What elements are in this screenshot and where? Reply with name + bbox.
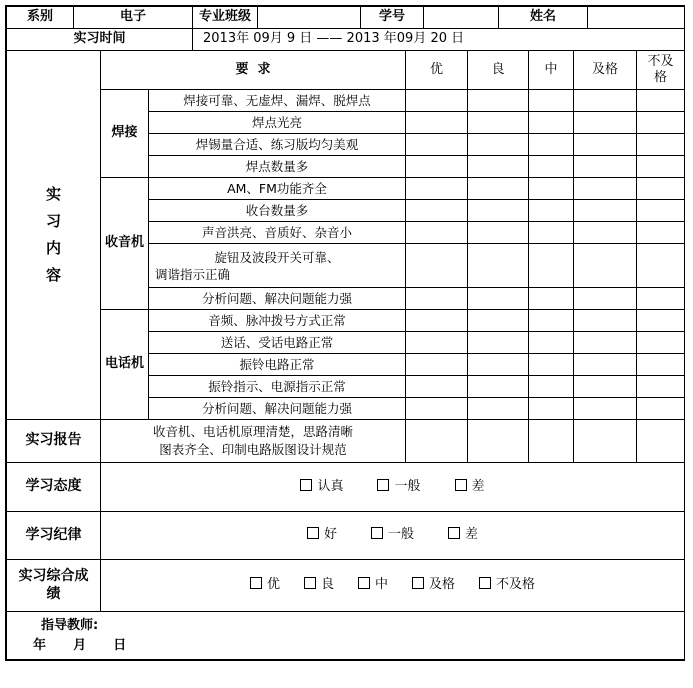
- attitude-options: [101, 463, 685, 512]
- grade-cell[interactable]: [406, 398, 468, 420]
- requirement-text: 焊接可靠、无虚焊、漏焊、脱焊点: [149, 90, 406, 112]
- grade-cell[interactable]: [574, 134, 637, 156]
- checkbox-icon[interactable]: [479, 577, 491, 589]
- grade-cell[interactable]: [406, 332, 468, 354]
- grade-cell[interactable]: [574, 398, 637, 420]
- grade-cell[interactable]: [574, 112, 637, 134]
- grade-cell[interactable]: [468, 288, 529, 310]
- grade-cell[interactable]: [529, 178, 574, 200]
- time-value: 2013年 09月 9 日 —— 2013 年09月 20 日: [193, 29, 685, 51]
- grade-cell[interactable]: [468, 354, 529, 376]
- overall-grade-label: 实习综合成绩: [7, 560, 101, 612]
- discipline-options: [101, 512, 685, 560]
- requirement-text: 焊点数量多: [149, 156, 406, 178]
- grade-cell[interactable]: [637, 310, 685, 332]
- name-input-cell[interactable]: [588, 7, 685, 29]
- checkbox-icon[interactable]: [371, 527, 383, 539]
- grade-cell[interactable]: [468, 222, 529, 244]
- grade-header-pass: 及格: [574, 51, 637, 90]
- grade-cell[interactable]: [468, 200, 529, 222]
- grade-cell[interactable]: [637, 398, 685, 420]
- grade-cell[interactable]: [637, 332, 685, 354]
- requirement-text: 收台数量多: [149, 200, 406, 222]
- grade-cell[interactable]: [529, 288, 574, 310]
- attitude-option-poor: 差: [455, 479, 485, 495]
- attitude-label: 学习态度: [7, 463, 101, 512]
- signature-cell: [7, 612, 685, 660]
- grade-cell[interactable]: [468, 156, 529, 178]
- grade-cell[interactable]: [529, 200, 574, 222]
- grade-cell[interactable]: [574, 310, 637, 332]
- checkbox-icon[interactable]: [455, 479, 467, 491]
- requirement-text: 振铃指示、电源指示正常: [149, 376, 406, 398]
- grade-cell[interactable]: [406, 244, 468, 288]
- checkbox-icon[interactable]: [307, 527, 319, 539]
- grade-cell[interactable]: [637, 178, 685, 200]
- grade-cell[interactable]: [574, 244, 637, 288]
- dept-value: 电子: [74, 7, 193, 29]
- section-label-radio: 收音机: [101, 178, 149, 310]
- grade-cell[interactable]: [637, 354, 685, 376]
- grade-cell[interactable]: [574, 332, 637, 354]
- date-fill-line: 年 月 日: [33, 637, 127, 653]
- grade-cell[interactable]: [574, 90, 637, 112]
- grade-cell[interactable]: [574, 156, 637, 178]
- grade-cell[interactable]: [637, 222, 685, 244]
- grade-cell[interactable]: [529, 332, 574, 354]
- report-line-2: 图表齐全、印制电路版图设计规范: [159, 442, 347, 457]
- content-table: [6, 50, 685, 420]
- grade-cell[interactable]: [406, 222, 468, 244]
- requirement-line-1: 旋钮及波段开关可靠、: [214, 249, 340, 265]
- requirement-text: 声音洪亮、音质好、杂音小: [149, 222, 406, 244]
- name-label: 姓名: [499, 7, 588, 29]
- overall-grade-options: [101, 560, 685, 612]
- grade-cell[interactable]: [406, 178, 468, 200]
- checkbox-icon[interactable]: [358, 577, 370, 589]
- requirement-text: 焊锡量合适、练习版均匀美观: [149, 134, 406, 156]
- grade-cell[interactable]: [468, 420, 529, 463]
- requirement-text: AM、FM功能齐全: [149, 178, 406, 200]
- grade-cell[interactable]: [406, 112, 468, 134]
- student-id-label: 学号: [361, 7, 424, 29]
- grade-cell[interactable]: [529, 398, 574, 420]
- grade-cell[interactable]: [637, 134, 685, 156]
- class-label: 专业班级: [193, 7, 258, 29]
- overall-option-medium: 中: [358, 577, 388, 593]
- time-row-table: [6, 28, 685, 51]
- grade-cell[interactable]: [468, 332, 529, 354]
- grade-cell[interactable]: [406, 156, 468, 178]
- grade-cell[interactable]: [529, 310, 574, 332]
- grade-cell[interactable]: [406, 288, 468, 310]
- grade-cell[interactable]: [574, 222, 637, 244]
- checkbox-icon[interactable]: [250, 577, 262, 589]
- grade-cell[interactable]: [468, 134, 529, 156]
- identity-row-table: [6, 6, 685, 29]
- grade-cell[interactable]: [468, 310, 529, 332]
- grade-cell[interactable]: [529, 222, 574, 244]
- requirement-text-two-line: [149, 244, 406, 288]
- grade-cell[interactable]: [637, 112, 685, 134]
- overall-option-good: 良: [304, 577, 334, 593]
- grade-cell[interactable]: [637, 244, 685, 288]
- student-id-input-cell[interactable]: [424, 7, 499, 29]
- grade-cell[interactable]: [406, 376, 468, 398]
- requirement-text: 分析问题、解决问题能力强: [149, 398, 406, 420]
- section-label-soldering: 焊接: [101, 90, 149, 178]
- report-line-1: 收音机、电话机原理清楚，思路清晰: [152, 424, 353, 439]
- grade-cell[interactable]: [468, 398, 529, 420]
- grade-cell[interactable]: [529, 354, 574, 376]
- grade-cell[interactable]: [637, 200, 685, 222]
- requirement-text: 振铃电路正常: [149, 354, 406, 376]
- requirement-text: 音频、脉冲拨号方式正常: [149, 310, 406, 332]
- discipline-option-good: 好: [307, 527, 337, 543]
- overall-option-pass: 及格: [412, 577, 455, 593]
- grade-cell[interactable]: [468, 376, 529, 398]
- grade-cell[interactable]: [574, 288, 637, 310]
- checkbox-icon[interactable]: [304, 577, 316, 589]
- grade-cell[interactable]: [574, 200, 637, 222]
- requirement-text: 分析问题、解决问题能力强: [149, 288, 406, 310]
- grade-cell[interactable]: [637, 156, 685, 178]
- grade-cell[interactable]: [468, 112, 529, 134]
- grade-cell[interactable]: [468, 244, 529, 288]
- grade-cell[interactable]: [637, 420, 685, 463]
- grade-header-fail: 不及格: [637, 51, 685, 90]
- grade-cell[interactable]: [406, 420, 468, 463]
- checkbox-icon[interactable]: [412, 577, 424, 589]
- section-label-telephone: 电话机: [101, 310, 149, 420]
- discipline-option-poor: 差: [448, 527, 478, 543]
- grade-cell[interactable]: [529, 90, 574, 112]
- content-label-cell: [7, 51, 101, 420]
- grade-cell[interactable]: [637, 376, 685, 398]
- grade-cell[interactable]: [574, 420, 637, 463]
- checkbox-icon[interactable]: [300, 479, 312, 491]
- grade-cell[interactable]: [637, 90, 685, 112]
- report-requirement: [101, 420, 406, 463]
- report-row-table: [6, 419, 685, 463]
- checkbox-icon[interactable]: [377, 479, 389, 491]
- attitude-option-serious: 认真: [300, 479, 343, 495]
- grade-cell[interactable]: [637, 288, 685, 310]
- discipline-option-average: 一般: [371, 527, 414, 543]
- dept-label: 系别: [7, 7, 74, 29]
- grade-header-excellent: 优: [406, 51, 468, 90]
- grade-cell[interactable]: [574, 376, 637, 398]
- overall-option-excellent: 优: [250, 577, 280, 593]
- grade-cell[interactable]: [529, 420, 574, 463]
- grade-cell[interactable]: [406, 134, 468, 156]
- evaluation-rows-table: [6, 462, 685, 612]
- grade-cell[interactable]: [406, 90, 468, 112]
- grade-header-medium: 中: [529, 51, 574, 90]
- content-label: 实习内容: [45, 185, 61, 284]
- requirement-line-2: 调谐指示正确: [155, 266, 231, 282]
- grade-cell[interactable]: [468, 90, 529, 112]
- grade-cell[interactable]: [529, 134, 574, 156]
- overall-option-fail: 不及格: [479, 577, 535, 593]
- time-label: 实习时间: [7, 29, 193, 51]
- discipline-label: 学习纪律: [7, 512, 101, 560]
- grade-cell[interactable]: [529, 156, 574, 178]
- grade-cell[interactable]: [529, 112, 574, 134]
- grade-cell[interactable]: [529, 376, 574, 398]
- grade-cell[interactable]: [574, 178, 637, 200]
- grade-cell[interactable]: [406, 354, 468, 376]
- grade-header-good: 良: [468, 51, 529, 90]
- requirement-text: 送话、受话电路正常: [149, 332, 406, 354]
- class-input-cell[interactable]: [258, 7, 361, 29]
- requirement-text: 焊点光亮: [149, 112, 406, 134]
- grade-cell[interactable]: [529, 244, 574, 288]
- report-label: 实习报告: [7, 420, 101, 463]
- teacher-signature-label: 指导教师:: [41, 617, 99, 633]
- signature-row-table: [6, 611, 685, 660]
- grade-cell[interactable]: [406, 200, 468, 222]
- requirement-header: 要 求: [101, 51, 406, 90]
- evaluation-form: [5, 5, 685, 661]
- grade-cell[interactable]: [574, 354, 637, 376]
- checkbox-icon[interactable]: [448, 527, 460, 539]
- grade-cell[interactable]: [468, 178, 529, 200]
- grade-cell[interactable]: [406, 310, 468, 332]
- attitude-option-average: 一般: [377, 479, 420, 495]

·····

• _TASK STATEMENT_:
Return each line of the data above that contains the string "value", treating uppercase and lowercase letters as different.

• _TASK ANSWER_:
- time-value: 2013年 09月 9 日 —— 2013 年09月 20 日: [193, 29, 685, 51]
- dept-value: 电子: [74, 7, 193, 29]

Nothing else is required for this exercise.